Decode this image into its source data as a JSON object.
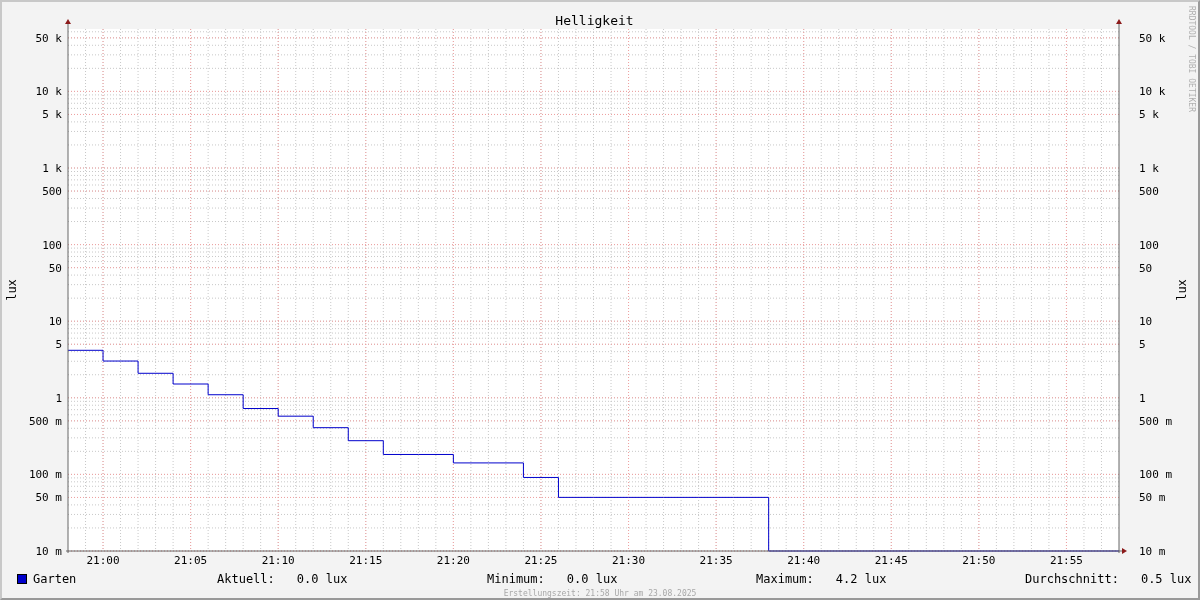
{
  "graph": {
    "title": "Helligkeit",
    "watermark": "RRDTOOL / TOBI OETIKER",
    "left_axis": {
      "label": "lux",
      "ticks": [
        "50 k",
        "10 k",
        "5 k",
        "1 k",
        "500",
        "100",
        "50",
        "10",
        "5",
        "1",
        "500 m",
        "100 m",
        "50 m",
        "10 m"
      ]
    },
    "right_axis": {
      "label": "lux",
      "ticks": [
        "50 k",
        "10 k",
        "5 k",
        "1 k",
        "500",
        "100",
        "50",
        "10",
        "5",
        "1",
        "500 m",
        "100 m",
        "50 m",
        "10 m"
      ]
    },
    "time_axis": {
      "ticks": [
        "21:00",
        "21:05",
        "21:10",
        "21:15",
        "21:20",
        "21:25",
        "21:30",
        "21:35",
        "21:40",
        "21:45",
        "21:50",
        "21:55"
      ]
    }
  },
  "legend": {
    "name": "Garten",
    "stats": [
      {
        "label": "Aktuell:",
        "value": "0.0 lux"
      },
      {
        "label": "Minimum:",
        "value": "0.0 lux"
      },
      {
        "label": "Maximum:",
        "value": "4.2 lux"
      },
      {
        "label": "Durchschnitt:",
        "value": "0.5 lux"
      }
    ]
  },
  "footer": "Erstellungszeit: 21:58 Uhr am 23.08.2025"
}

===============

• [Exercise task]
All records should be output exactly, with the pictures left out.

• [Response for this exercise]
Decode this image into its source data as a JSON object.
{
  "graph": {
    "title": "Helligkeit",
    "watermark": "RRDTOOL / TOBI OETIKER",
    "left_axis": {
      "label": "lux",
      "ticks": [
        "50 k",
        "10 k",
        "5 k",
        "1 k",
        "500",
        "100",
        "50",
        "10",
        "5",
        "1",
        "500 m",
        "100 m",
        "50 m",
        "10 m"
      ]
    },
    "right_axis": {
      "label": "lux",
      "ticks": [
        "50 k",
        "10 k",
        "5 k",
        "1 k",
        "500",
        "100",
        "50",
        "10",
        "5",
        "1",
        "500 m",
        "100 m",
        "50 m",
        "10 m"
      ]
    },
    "time_axis": {
      "ticks": [
        "21:00",
        "21:05",
        "21:10",
        "21:15",
        "21:20",
        "21:25",
        "21:30",
        "21:35",
        "21:40",
        "21:45",
        "21:50",
        "21:55"
      ]
    }
  },
  "legend": {
    "name": "Garten",
    "stats": [
      {
        "label": "Aktuell:",
        "value": "0.0 lux"
      },
      {
        "label": "Minimum:",
        "value": "0.0 lux"
      },
      {
        "label": "Maximum:",
        "value": "4.2 lux"
      },
      {
        "label": "Durchschnitt:",
        "value": "0.5 lux"
      }
    ]
  },
  "footer": "Erstellungszeit: 21:58 Uhr am 23.08.2025"
}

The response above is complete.